Exercise —
Make an exact copy of all the material below, apart from the pictures.

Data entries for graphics
□ □ □ □ □

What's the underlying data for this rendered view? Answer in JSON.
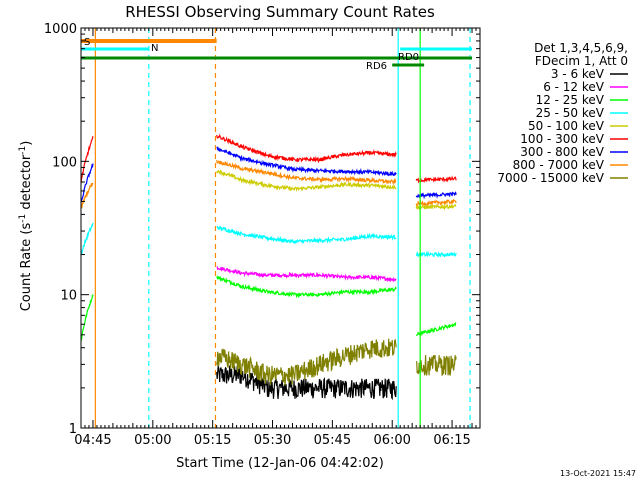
{
  "chart_data": {
    "type": "line",
    "title": "RHESSI Observing Summary Count Rates",
    "xlabel": "Start Time (12-Jan-06 04:42:02)",
    "ylabel_main": "Count Rate (s",
    "ylabel_sup1": "-1",
    "ylabel_mid": " detector",
    "ylabel_sup2": "-1",
    "ylabel_end": ")",
    "yscale": "log",
    "ylim": [
      1,
      1000
    ],
    "xlim_min": [
      0,
      100
    ],
    "x_ticks": [
      {
        "label": "04:45",
        "value": 3
      },
      {
        "label": "05:00",
        "value": 18
      },
      {
        "label": "05:15",
        "value": 33
      },
      {
        "label": "05:30",
        "value": 48
      },
      {
        "label": "05:45",
        "value": 63
      },
      {
        "label": "06:00",
        "value": 78
      },
      {
        "label": "06:15",
        "value": 93
      }
    ],
    "y_ticks": [
      {
        "label": "1",
        "value": 1
      },
      {
        "label": "10",
        "value": 10
      },
      {
        "label": "100",
        "value": 100
      },
      {
        "label": "1000",
        "value": 1000
      }
    ],
    "legend_header": [
      "Det 1,3,4,5,6,9,",
      "FDecim 1, Att 0"
    ],
    "series": [
      {
        "name": "3 - 6 keV",
        "color": "#000000",
        "seg1": [
          0,
          0
        ],
        "seg2": [
          2.5,
          2.5,
          2,
          2,
          2,
          2,
          2,
          2
        ],
        "seg3": [
          0,
          0
        ]
      },
      {
        "name": "6 - 12 keV",
        "color": "#ff00ff",
        "seg1": [
          0,
          0
        ],
        "seg2": [
          16,
          14.5,
          14,
          14,
          14,
          13.5,
          13.5,
          13
        ],
        "seg3": [
          0,
          0
        ]
      },
      {
        "name": "12 - 25 keV",
        "color": "#00ff00",
        "seg1": [
          4.5,
          10
        ],
        "seg2": [
          13.5,
          11.5,
          10.5,
          10,
          10,
          10.5,
          10.5,
          11
        ],
        "seg3": [
          5,
          6
        ]
      },
      {
        "name": "25 - 50 keV",
        "color": "#00ffff",
        "seg1": [
          20,
          34
        ],
        "seg2": [
          32,
          28.5,
          26.5,
          25,
          25.5,
          26,
          27.5,
          27
        ],
        "seg3": [
          20,
          20
        ]
      },
      {
        "name": "50 - 100 keV",
        "color": "#cccc00",
        "seg1": [
          0,
          0
        ],
        "seg2": [
          85,
          72,
          66,
          62,
          64,
          67,
          66,
          64
        ],
        "seg3": [
          45,
          46
        ]
      },
      {
        "name": "100 - 300 keV",
        "color": "#ff0000",
        "seg1": [
          70,
          150
        ],
        "seg2": [
          155,
          128,
          110,
          103,
          103,
          112,
          116,
          112
        ],
        "seg3": [
          72,
          74
        ]
      },
      {
        "name": "300 - 800 keV",
        "color": "#0000ff",
        "seg1": [
          48,
          95
        ],
        "seg2": [
          125,
          105,
          95,
          87,
          85,
          84,
          83,
          80
        ],
        "seg3": [
          55,
          57
        ]
      },
      {
        "name": "800 - 7000 keV",
        "color": "#ff8800",
        "seg1": [
          45,
          70
        ],
        "seg2": [
          100,
          88,
          82,
          75,
          73,
          74,
          72,
          70
        ],
        "seg3": [
          48,
          50
        ]
      },
      {
        "name": "7000 - 15000 keV",
        "color": "#808000",
        "seg1": [
          0,
          0
        ],
        "seg2": [
          3.5,
          3,
          2.5,
          2.5,
          3,
          3.5,
          4,
          4
        ],
        "seg3": [
          3,
          3
        ]
      }
    ],
    "flags": [
      {
        "label": "S",
        "color": "#ff8800"
      },
      {
        "label": "N",
        "color": "#00ffff"
      },
      {
        "label": "RD6",
        "color": "#008800"
      },
      {
        "label": "RD0",
        "color": "#008800"
      }
    ],
    "timestamp": "13-Oct-2021 15:47"
  }
}
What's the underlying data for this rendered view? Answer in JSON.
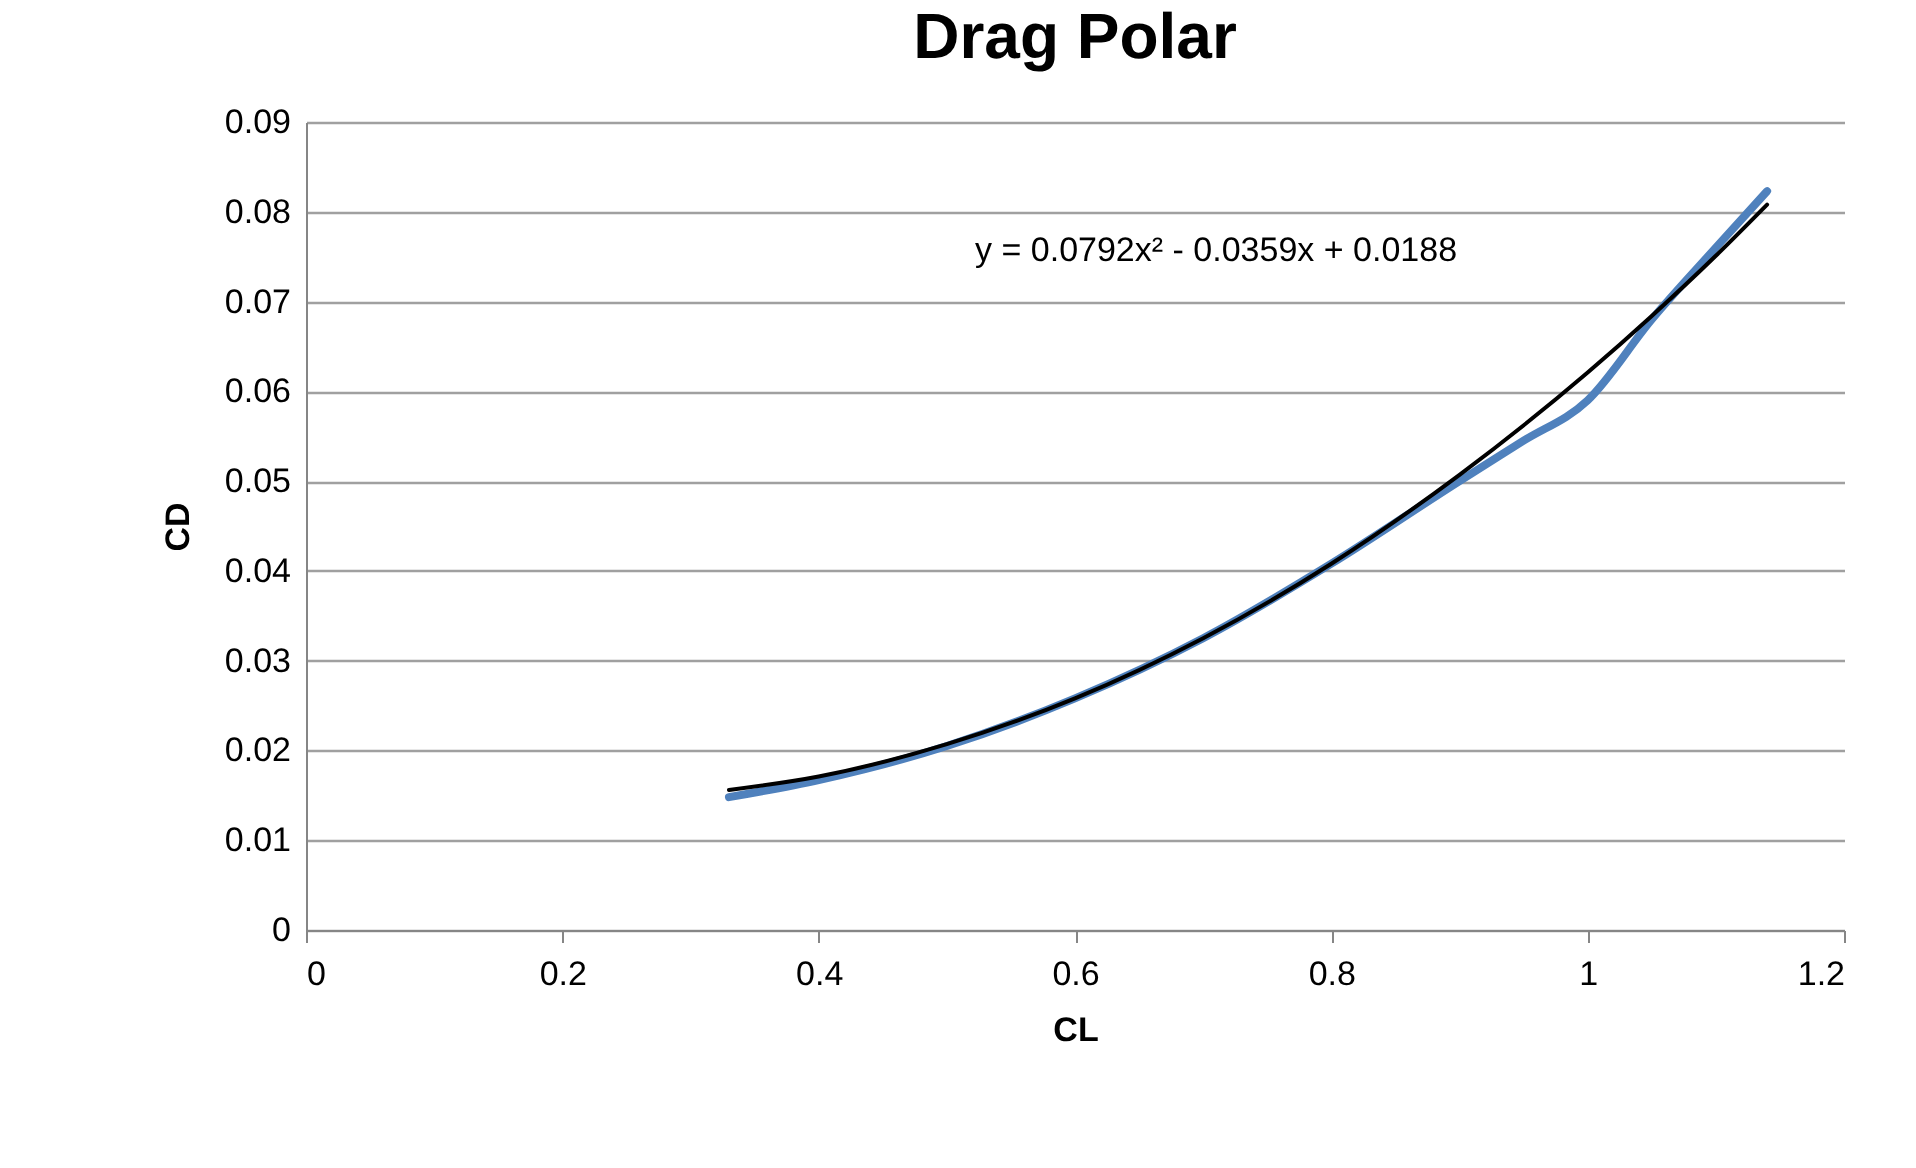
{
  "chart_data": {
    "type": "line",
    "title": "Drag Polar",
    "xlabel": "CL",
    "ylabel": "CD",
    "annotations": [
      "y = 0.0792x² - 0.0359x + 0.0188"
    ],
    "xlim": [
      0,
      1.2
    ],
    "xticks": [
      0,
      0.2,
      0.4,
      0.6,
      0.8,
      1,
      1.2
    ],
    "ylim": [
      0,
      0.09
    ],
    "yticks": [
      0,
      0.01,
      0.02,
      0.03,
      0.04,
      0.05,
      0.06,
      0.07,
      0.08,
      0.09
    ],
    "grid": "y",
    "marker": "none",
    "line_style": "solid",
    "series": [
      {
        "color": "#4f81bd",
        "x": [
          0.33,
          0.4,
          0.5,
          0.6,
          0.7,
          0.8,
          0.9,
          0.95,
          1.0,
          1.05,
          1.1,
          1.14
        ],
        "values": [
          0.0148,
          0.0167,
          0.0205,
          0.0258,
          0.0325,
          0.0408,
          0.05,
          0.0545,
          0.059,
          0.068,
          0.076,
          0.0823
        ]
      },
      {
        "type": "line",
        "color": "#000000",
        "x": [
          0.33,
          0.4,
          0.5,
          0.6,
          0.7,
          0.8,
          0.9,
          1.0,
          1.05,
          1.1,
          1.14
        ],
        "values": [
          0.0156,
          0.0171,
          0.0207,
          0.0258,
          0.0325,
          0.0408,
          0.0507,
          0.0621,
          0.0684,
          0.0751,
          0.0808
        ]
      }
    ]
  }
}
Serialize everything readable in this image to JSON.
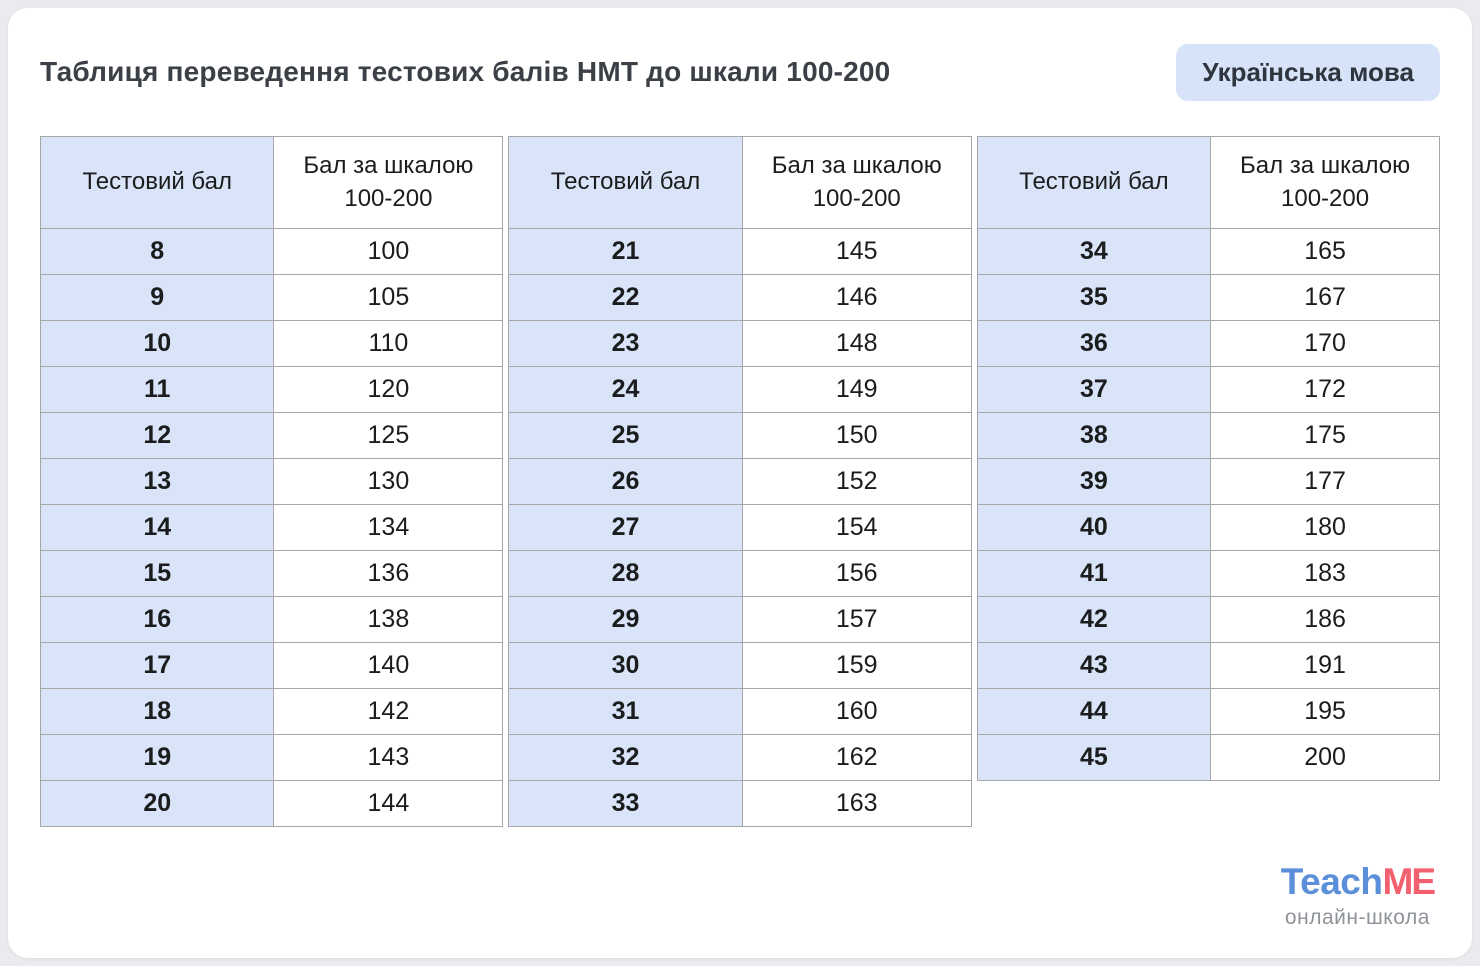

□ □ □ □ □

Solved problem —
What's the underlying data for this rendered view? Answer in JSON.
{
  "chart_data": {
    "type": "line",
    "title": "RHESSI Observing Summary Count Rates",
    "xlabel": "Start Time (12-Jan-06 04:42:02)",
    "ylabel_main": "Count Rate (s",
    "ylabel_sup1": "-1",
    "ylabel_mid": " detector",
    "ylabel_sup2": "-1",
    "ylabel_end": ")",
    "yscale": "log",
    "ylim": [
      1,
      1000
    ],
    "xlim_min": [
      0,
      100
    ],
    "x_ticks": [
      {
        "label": "04:45",
        "value": 3
      },
      {
        "label": "05:00",
        "value": 18
      },
      {
        "label": "05:15",
        "value": 33
      },
      {
        "label": "05:30",
        "value": 48
      },
      {
        "label": "05:45",
        "value": 63
      },
      {
        "label": "06:00",
        "value": 78
      },
      {
        "label": "06:15",
        "value": 93
      }
    ],
    "y_ticks": [
      {
        "label": "1",
        "value": 1
      },
      {
        "label": "10",
        "value": 10
      },
      {
        "label": "100",
        "value": 100
      },
      {
        "label": "1000",
        "value": 1000
      }
    ],
    "legend_header": [
      "Det 1,3,4,5,6,9,",
      "FDecim 1, Att 0"
    ],
    "series": [
      {
        "name": "3 - 6 keV",
        "color": "#000000",
        "seg1": [
          0,
          0
        ],
        "seg2": [
          2.5,
          2.5,
          2,
          2,
          2,
          2,
          2,
          2
        ],
        "seg3": [
          0,
          0
        ]
      },
      {
        "name": "6 - 12 keV",
        "color": "#ff00ff",
        "seg1": [
          0,
          0
        ],
        "seg2": [
          16,
          14.5,
          14,
          14,
          14,
          13.5,
          13.5,
          13
        ],
        "seg3": [
          0,
          0
        ]
      },
      {
        "name": "12 - 25 keV",
        "color": "#00ff00",
        "seg1": [
          4.5,
          10
        ],
        "seg2": [
          13.5,
          11.5,
          10.5,
          10,
          10,
          10.5,
          10.5,
          11
        ],
        "seg3": [
          5,
          6
        ]
      },
      {
        "name": "25 - 50 keV",
        "color": "#00ffff",
        "seg1": [
          20,
          34
        ],
        "seg2": [
          32,
          28.5,
          26.5,
          25,
          25.5,
          26,
          27.5,
          27
        ],
        "seg3": [
          20,
          20
        ]
      },
      {
        "name": "50 - 100 keV",
        "color": "#cccc00",
        "seg1": [
          0,
          0
        ],
        "seg2": [
          85,
          72,
          66,
          62,
          64,
          67,
          66,
          64
        ],
        "seg3": [
          45,
          46
        ]
      },
      {
        "name": "100 - 300 keV",
        "color": "#ff0000",
        "seg1": [
          70,
          150
        ],
        "seg2": [
          155,
          128,
          110,
          103,
          103,
          112,
          116,
          112
        ],
        "seg3": [
          72,
          74
        ]
      },
      {
        "name": "300 - 800 keV",
        "color": "#0000ff",
        "seg1": [
          48,
          95
        ],
        "seg2": [
          125,
          105,
          95,
          87,
          85,
          84,
          83,
          80
        ],
        "seg3": [
          55,
          57
        ]
      },
      {
        "name": "800 - 7000 keV",
        "color": "#ff8800",
        "seg1": [
          45,
          70
        ],
        "seg2": [
          100,
          88,
          82,
          75,
          73,
          74,
          72,
          70
        ],
        "seg3": [
          48,
          50
        ]
      },
      {
        "name": "7000 - 15000 keV",
        "color": "#808000",
        "seg1": [
          0,
          0
        ],
        "seg2": [
          3.5,
          3,
          2.5,
          2.5,
          3,
          3.5,
          4,
          4
        ],
        "seg3": [
          3,
          3
        ]
      }
    ],
    "flags": [
      {
        "label": "S",
        "color": "#ff8800"
      },
      {
        "label": "N",
        "color": "#00ffff"
      },
      {
        "label": "RD6",
        "color": "#008800"
      },
      {
        "label": "RD0",
        "color": "#008800"
      }
    ],
    "timestamp": "13-Oct-2021 15:47"
  }
}
What's the underlying data for this rendered view? Answer in JSON.
{
  "chart_data": {
    "type": "line",
    "title": "Drag Polar",
    "xlabel": "CL",
    "ylabel": "CD",
    "annotations": [
      "y = 0.0792x² - 0.0359x + 0.0188"
    ],
    "xlim": [
      0,
      1.2
    ],
    "xticks": [
      0,
      0.2,
      0.4,
      0.6,
      0.8,
      1,
      1.2
    ],
    "ylim": [
      0,
      0.09
    ],
    "yticks": [
      0,
      0.01,
      0.02,
      0.03,
      0.04,
      0.05,
      0.06,
      0.07,
      0.08,
      0.09
    ],
    "grid": "y",
    "marker": "none",
    "line_style": "solid",
    "series": [
      {
        "color": "#4f81bd",
        "x": [
          0.33,
          0.4,
          0.5,
          0.6,
          0.7,
          0.8,
          0.9,
          0.95,
          1.0,
          1.05,
          1.1,
          1.14
        ],
        "values": [
          0.0148,
          0.0167,
          0.0205,
          0.0258,
          0.0325,
          0.0408,
          0.05,
          0.0545,
          0.059,
          0.068,
          0.076,
          0.0823
        ]
      },
      {
        "type": "line",
        "color": "#000000",
        "x": [
          0.33,
          0.4,
          0.5,
          0.6,
          0.7,
          0.8,
          0.9,
          1.0,
          1.05,
          1.1,
          1.14
        ],
        "values": [
          0.0156,
          0.0171,
          0.0207,
          0.0258,
          0.0325,
          0.0408,
          0.0507,
          0.0621,
          0.0684,
          0.0751,
          0.0808
        ]
      }
    ]
  }
}
Serialize everything readable in this image to JSON.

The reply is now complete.